SHORT EXERCISE. From the entries below, copy every line that holds the word "System".

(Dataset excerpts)
= = = =
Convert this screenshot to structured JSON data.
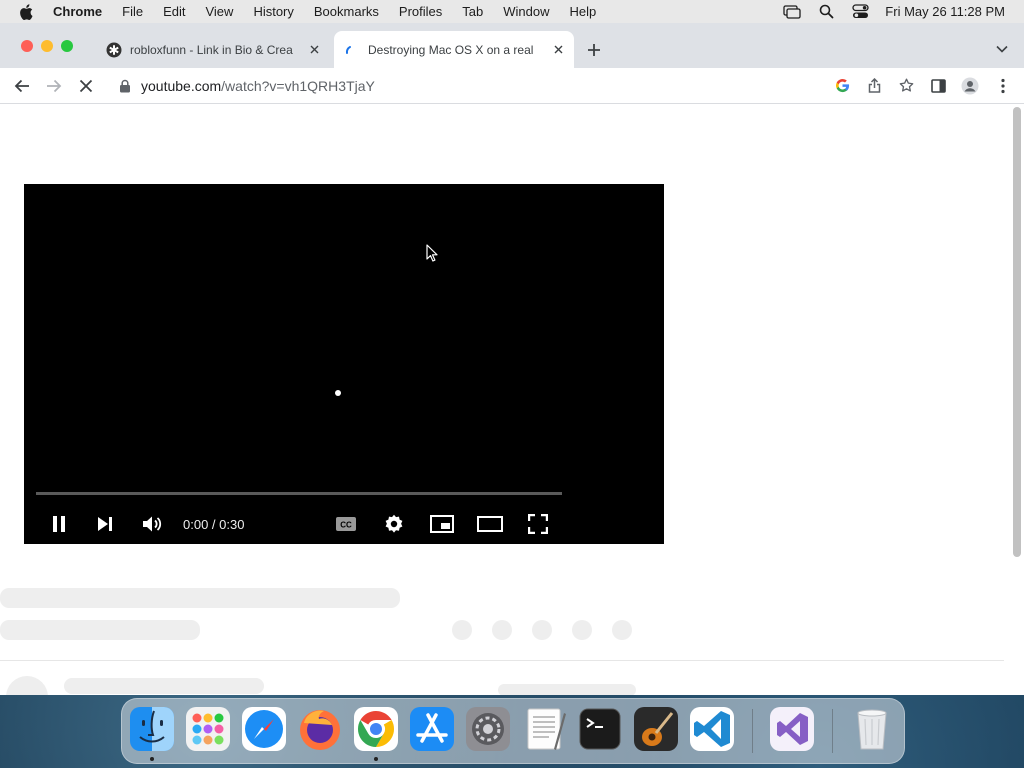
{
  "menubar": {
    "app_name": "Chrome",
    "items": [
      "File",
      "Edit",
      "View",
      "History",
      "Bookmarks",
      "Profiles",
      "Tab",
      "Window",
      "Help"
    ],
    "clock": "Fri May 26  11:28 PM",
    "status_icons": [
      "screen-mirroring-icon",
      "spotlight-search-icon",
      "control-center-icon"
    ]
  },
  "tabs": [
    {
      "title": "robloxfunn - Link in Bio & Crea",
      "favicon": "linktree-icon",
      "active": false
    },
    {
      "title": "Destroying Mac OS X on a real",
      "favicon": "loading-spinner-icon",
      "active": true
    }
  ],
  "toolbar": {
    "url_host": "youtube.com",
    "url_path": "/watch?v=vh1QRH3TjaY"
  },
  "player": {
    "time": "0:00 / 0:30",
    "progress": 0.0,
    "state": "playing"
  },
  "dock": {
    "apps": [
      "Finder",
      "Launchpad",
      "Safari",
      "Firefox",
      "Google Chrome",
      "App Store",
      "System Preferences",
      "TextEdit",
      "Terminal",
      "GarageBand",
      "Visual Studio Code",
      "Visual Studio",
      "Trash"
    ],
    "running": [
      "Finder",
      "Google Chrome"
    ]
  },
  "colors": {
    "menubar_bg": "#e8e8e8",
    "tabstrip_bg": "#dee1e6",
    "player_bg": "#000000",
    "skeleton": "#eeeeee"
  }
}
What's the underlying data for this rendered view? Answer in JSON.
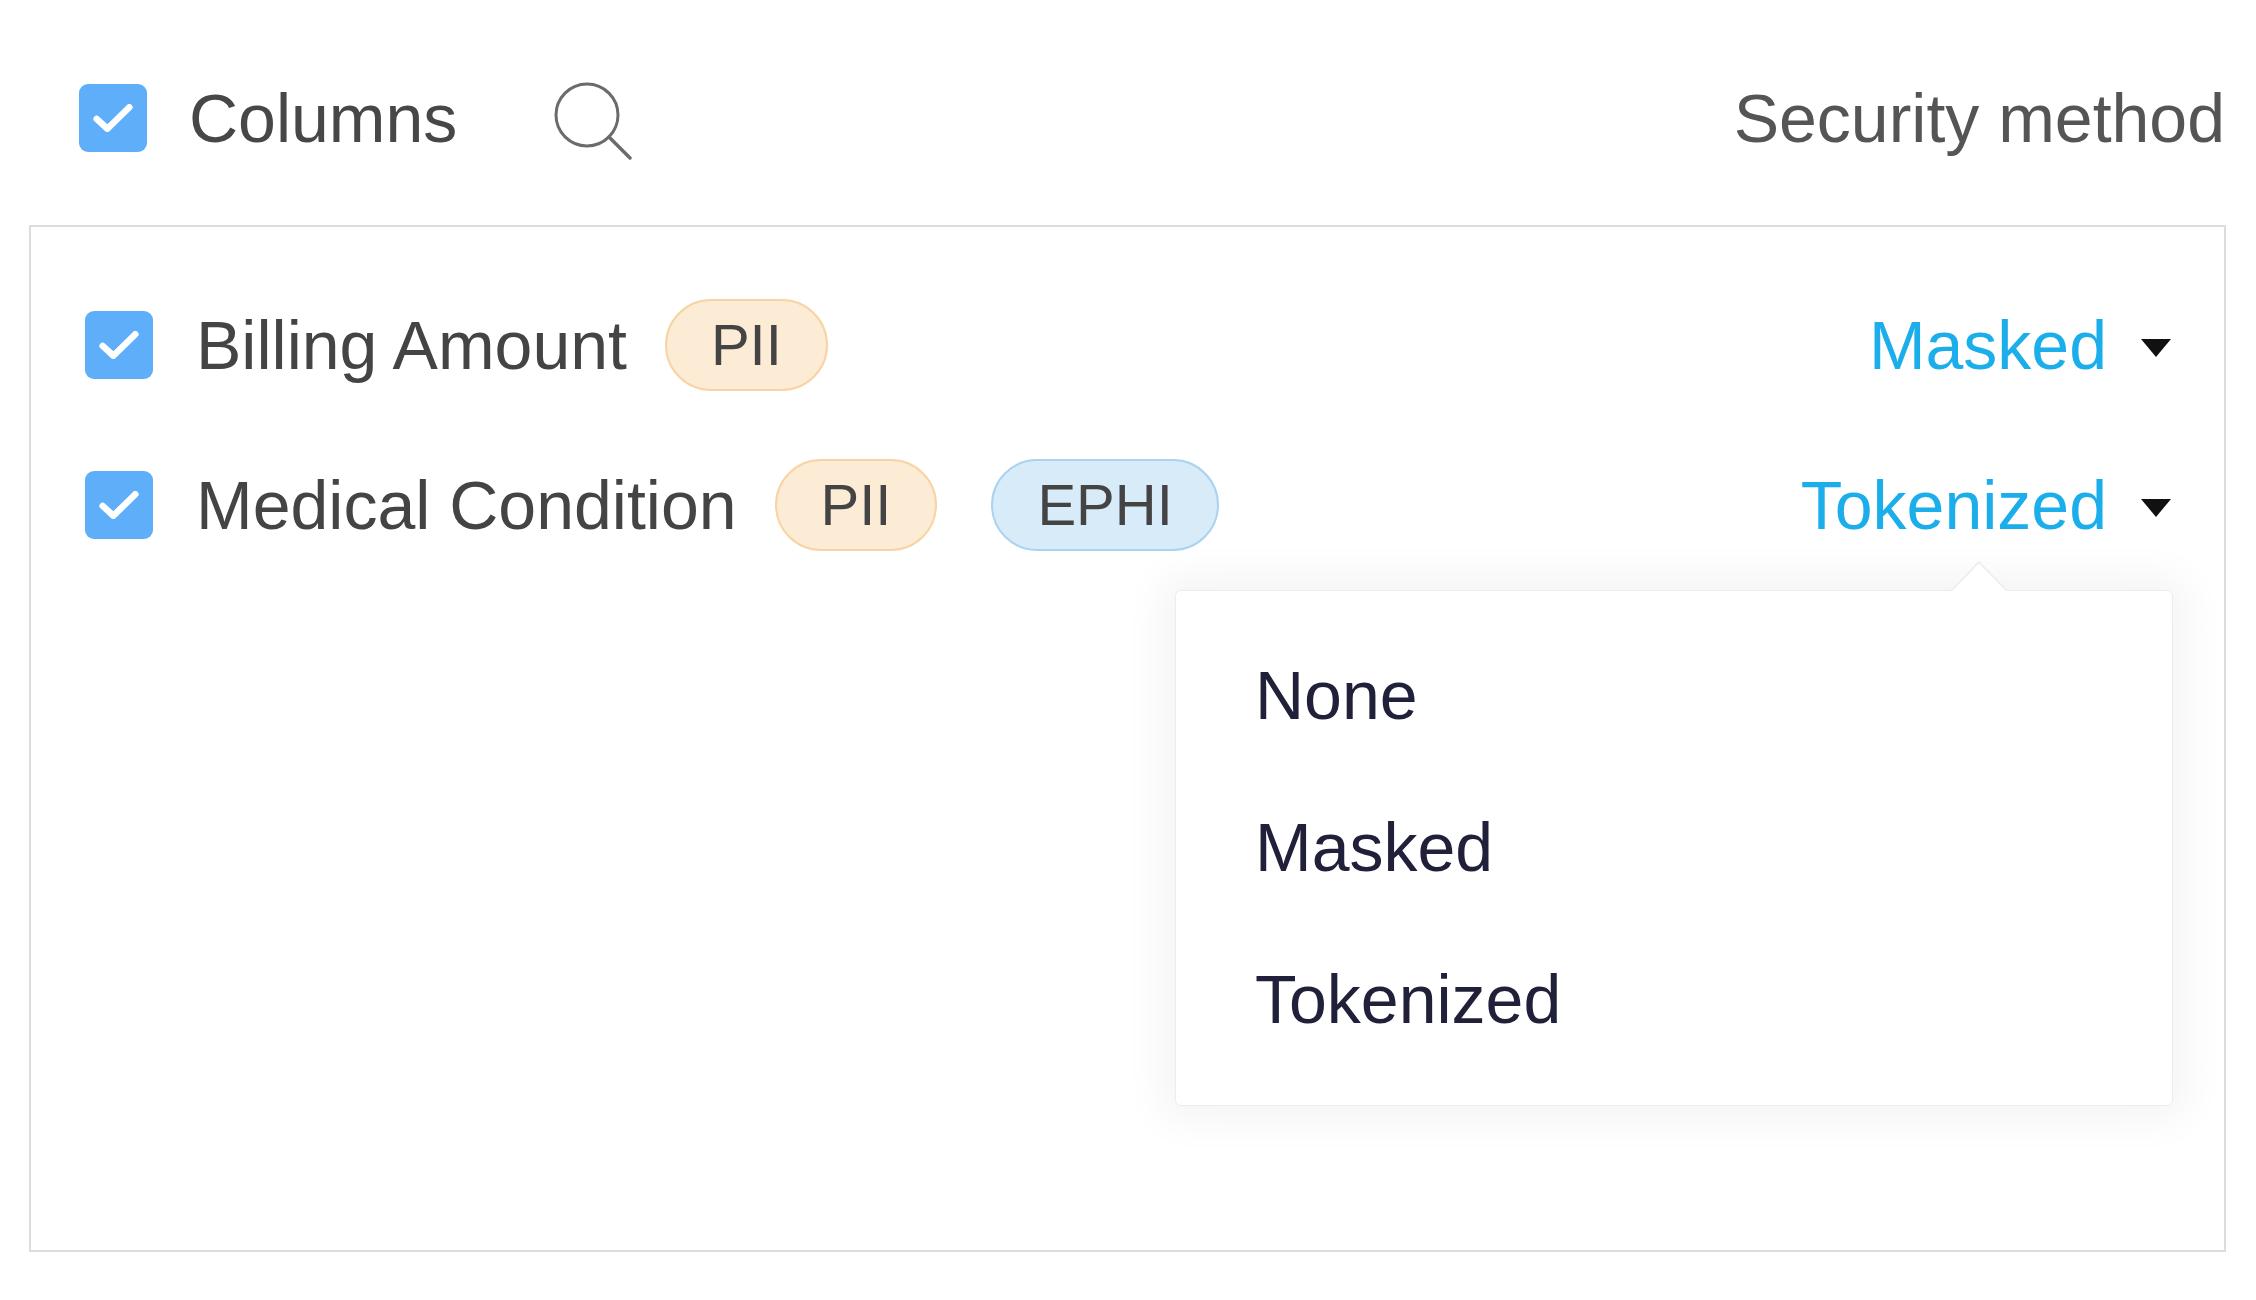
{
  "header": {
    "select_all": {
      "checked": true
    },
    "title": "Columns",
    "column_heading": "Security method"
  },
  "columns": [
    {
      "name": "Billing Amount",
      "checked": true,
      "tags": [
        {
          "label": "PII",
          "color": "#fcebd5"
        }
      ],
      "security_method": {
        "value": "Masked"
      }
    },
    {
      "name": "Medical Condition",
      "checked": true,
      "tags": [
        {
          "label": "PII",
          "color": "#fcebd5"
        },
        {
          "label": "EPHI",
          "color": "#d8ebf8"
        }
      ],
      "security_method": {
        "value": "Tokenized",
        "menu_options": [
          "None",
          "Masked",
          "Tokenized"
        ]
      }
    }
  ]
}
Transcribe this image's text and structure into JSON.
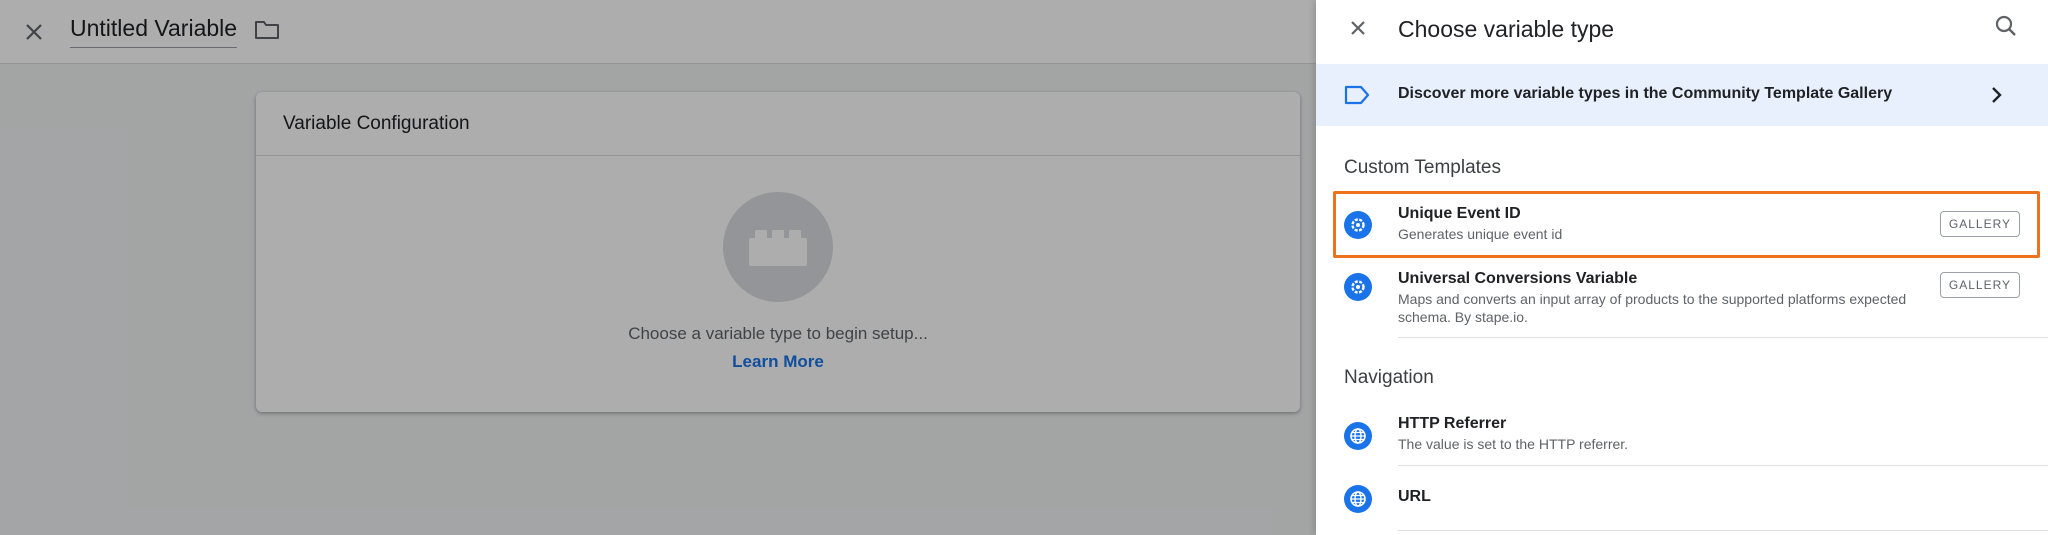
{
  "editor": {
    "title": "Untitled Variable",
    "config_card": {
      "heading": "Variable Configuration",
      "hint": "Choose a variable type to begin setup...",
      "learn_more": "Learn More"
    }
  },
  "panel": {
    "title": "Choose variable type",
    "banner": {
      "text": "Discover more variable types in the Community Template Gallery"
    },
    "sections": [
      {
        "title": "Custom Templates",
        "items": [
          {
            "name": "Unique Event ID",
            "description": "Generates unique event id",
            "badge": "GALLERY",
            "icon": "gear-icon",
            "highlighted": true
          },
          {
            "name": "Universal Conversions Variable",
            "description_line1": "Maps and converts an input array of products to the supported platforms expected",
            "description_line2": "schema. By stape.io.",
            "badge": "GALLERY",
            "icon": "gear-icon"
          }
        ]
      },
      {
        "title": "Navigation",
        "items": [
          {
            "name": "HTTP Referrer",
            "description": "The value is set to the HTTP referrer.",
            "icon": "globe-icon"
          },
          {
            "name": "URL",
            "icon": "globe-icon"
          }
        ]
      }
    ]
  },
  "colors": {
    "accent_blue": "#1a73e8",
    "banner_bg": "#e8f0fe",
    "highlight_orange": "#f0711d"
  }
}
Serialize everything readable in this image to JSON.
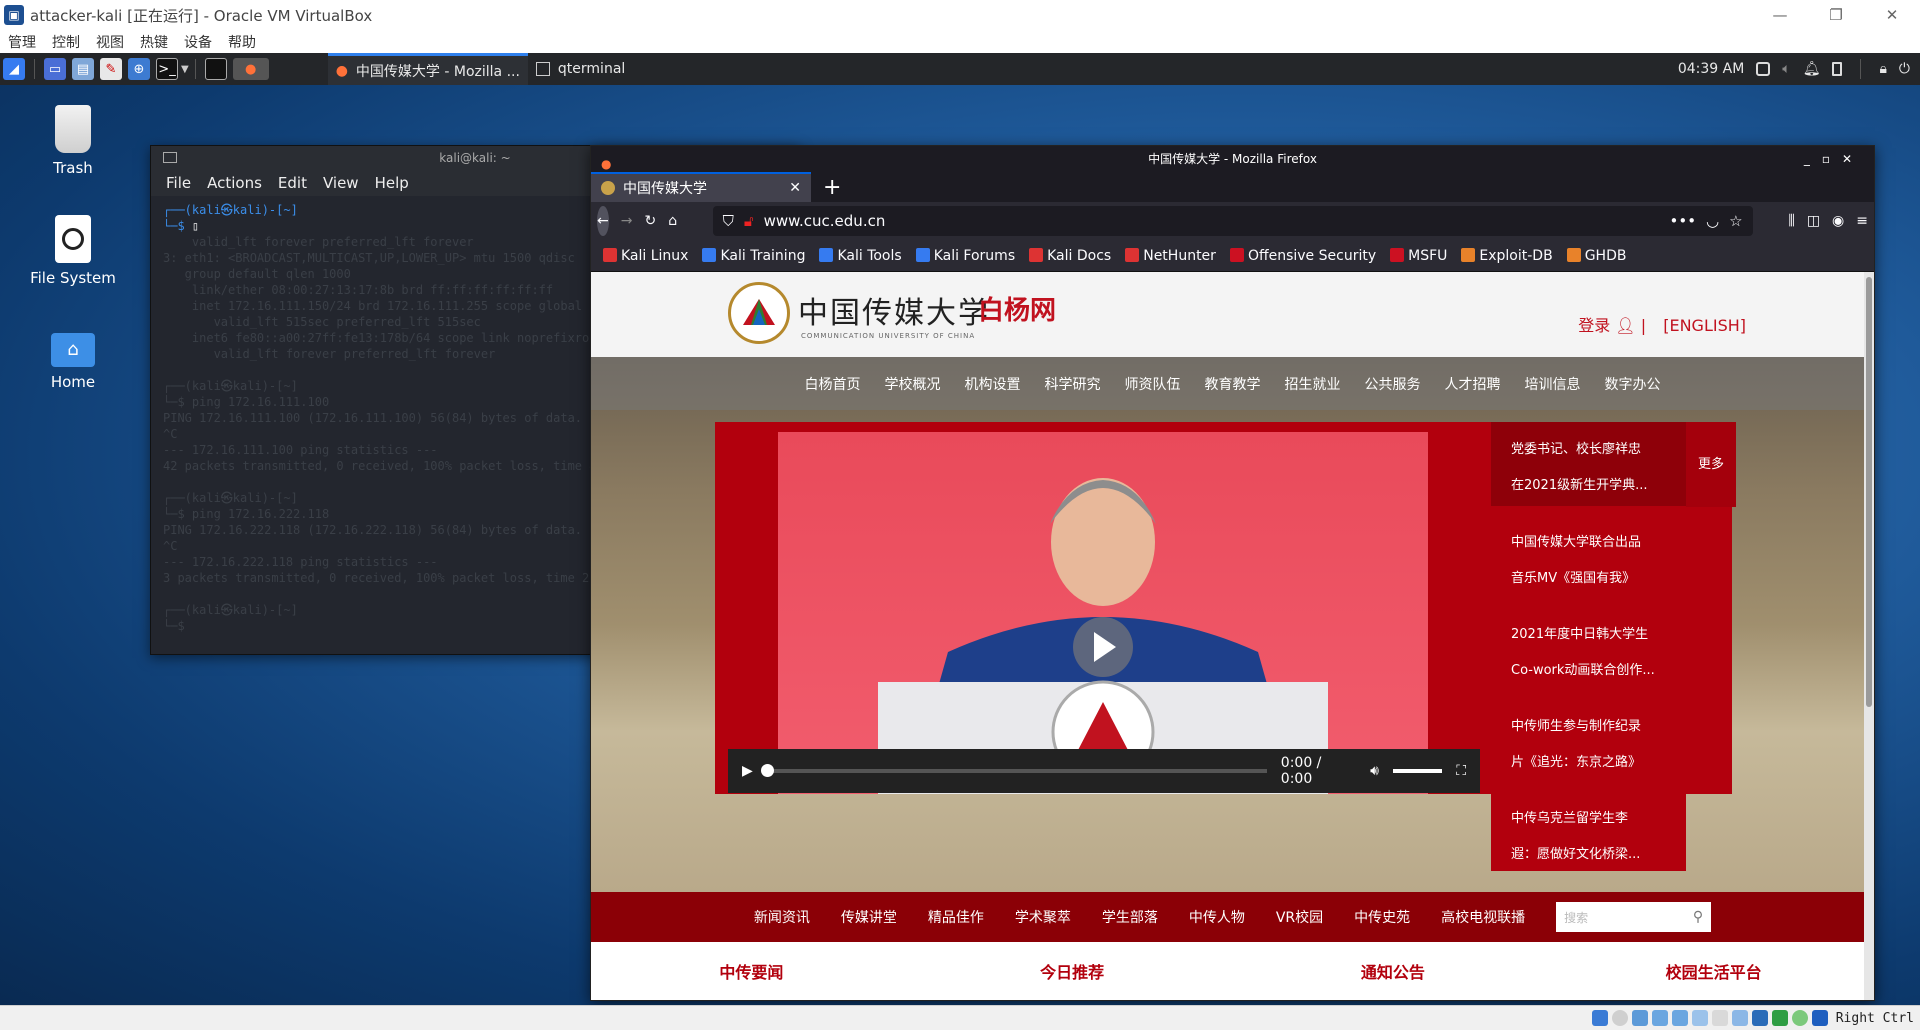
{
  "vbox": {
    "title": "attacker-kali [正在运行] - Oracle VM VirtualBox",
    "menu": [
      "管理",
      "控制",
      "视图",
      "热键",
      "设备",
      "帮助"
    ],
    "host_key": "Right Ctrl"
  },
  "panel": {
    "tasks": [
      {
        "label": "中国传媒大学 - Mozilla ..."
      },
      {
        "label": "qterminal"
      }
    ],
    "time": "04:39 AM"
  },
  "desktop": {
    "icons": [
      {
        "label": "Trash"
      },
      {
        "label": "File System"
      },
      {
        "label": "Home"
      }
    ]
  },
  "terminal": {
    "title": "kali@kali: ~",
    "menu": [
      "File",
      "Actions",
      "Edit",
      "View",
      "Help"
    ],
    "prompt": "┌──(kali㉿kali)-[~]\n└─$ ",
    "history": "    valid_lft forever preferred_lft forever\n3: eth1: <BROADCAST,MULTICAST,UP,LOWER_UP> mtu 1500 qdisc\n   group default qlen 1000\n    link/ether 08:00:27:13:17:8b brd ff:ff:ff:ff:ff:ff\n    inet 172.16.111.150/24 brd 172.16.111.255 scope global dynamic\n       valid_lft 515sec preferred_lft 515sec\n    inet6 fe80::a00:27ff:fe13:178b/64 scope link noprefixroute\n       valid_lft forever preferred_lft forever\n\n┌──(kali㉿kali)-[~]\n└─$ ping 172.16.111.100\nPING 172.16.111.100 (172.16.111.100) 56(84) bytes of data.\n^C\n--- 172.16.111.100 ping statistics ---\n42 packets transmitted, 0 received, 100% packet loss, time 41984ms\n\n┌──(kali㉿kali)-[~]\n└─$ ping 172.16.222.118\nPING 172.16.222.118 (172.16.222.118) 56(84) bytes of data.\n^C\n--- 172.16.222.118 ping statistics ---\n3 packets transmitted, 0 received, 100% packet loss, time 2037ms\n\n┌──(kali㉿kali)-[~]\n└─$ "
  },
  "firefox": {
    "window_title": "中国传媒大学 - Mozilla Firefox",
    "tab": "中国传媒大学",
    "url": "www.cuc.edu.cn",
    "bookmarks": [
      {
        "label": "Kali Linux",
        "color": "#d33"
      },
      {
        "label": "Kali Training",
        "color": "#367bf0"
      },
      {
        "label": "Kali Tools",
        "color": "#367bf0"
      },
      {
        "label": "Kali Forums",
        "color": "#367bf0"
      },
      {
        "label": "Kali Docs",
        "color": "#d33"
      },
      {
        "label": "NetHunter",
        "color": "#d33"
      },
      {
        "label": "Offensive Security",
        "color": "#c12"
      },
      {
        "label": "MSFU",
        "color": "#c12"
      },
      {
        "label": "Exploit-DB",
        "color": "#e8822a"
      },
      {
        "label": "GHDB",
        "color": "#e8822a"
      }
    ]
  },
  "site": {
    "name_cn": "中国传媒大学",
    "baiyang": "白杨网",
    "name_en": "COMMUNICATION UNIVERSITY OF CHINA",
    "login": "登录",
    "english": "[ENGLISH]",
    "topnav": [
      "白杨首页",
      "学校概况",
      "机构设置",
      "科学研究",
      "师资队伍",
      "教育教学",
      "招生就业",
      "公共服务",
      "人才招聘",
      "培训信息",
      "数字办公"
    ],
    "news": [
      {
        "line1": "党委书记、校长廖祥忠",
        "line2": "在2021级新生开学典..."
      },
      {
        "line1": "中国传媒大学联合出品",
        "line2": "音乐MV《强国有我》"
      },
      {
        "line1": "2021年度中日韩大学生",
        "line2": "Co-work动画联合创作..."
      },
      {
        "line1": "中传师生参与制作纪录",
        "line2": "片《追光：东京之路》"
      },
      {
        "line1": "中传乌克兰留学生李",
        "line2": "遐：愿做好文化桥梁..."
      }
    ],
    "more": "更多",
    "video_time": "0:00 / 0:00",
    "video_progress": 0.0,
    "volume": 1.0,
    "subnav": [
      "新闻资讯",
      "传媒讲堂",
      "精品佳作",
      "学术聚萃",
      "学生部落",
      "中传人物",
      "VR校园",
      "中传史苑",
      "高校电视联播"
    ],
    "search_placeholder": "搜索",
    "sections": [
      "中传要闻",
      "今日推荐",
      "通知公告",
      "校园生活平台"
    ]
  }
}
= = = =
FINISHED EXERCISE.
      "System Preferences",
        "label": "File System"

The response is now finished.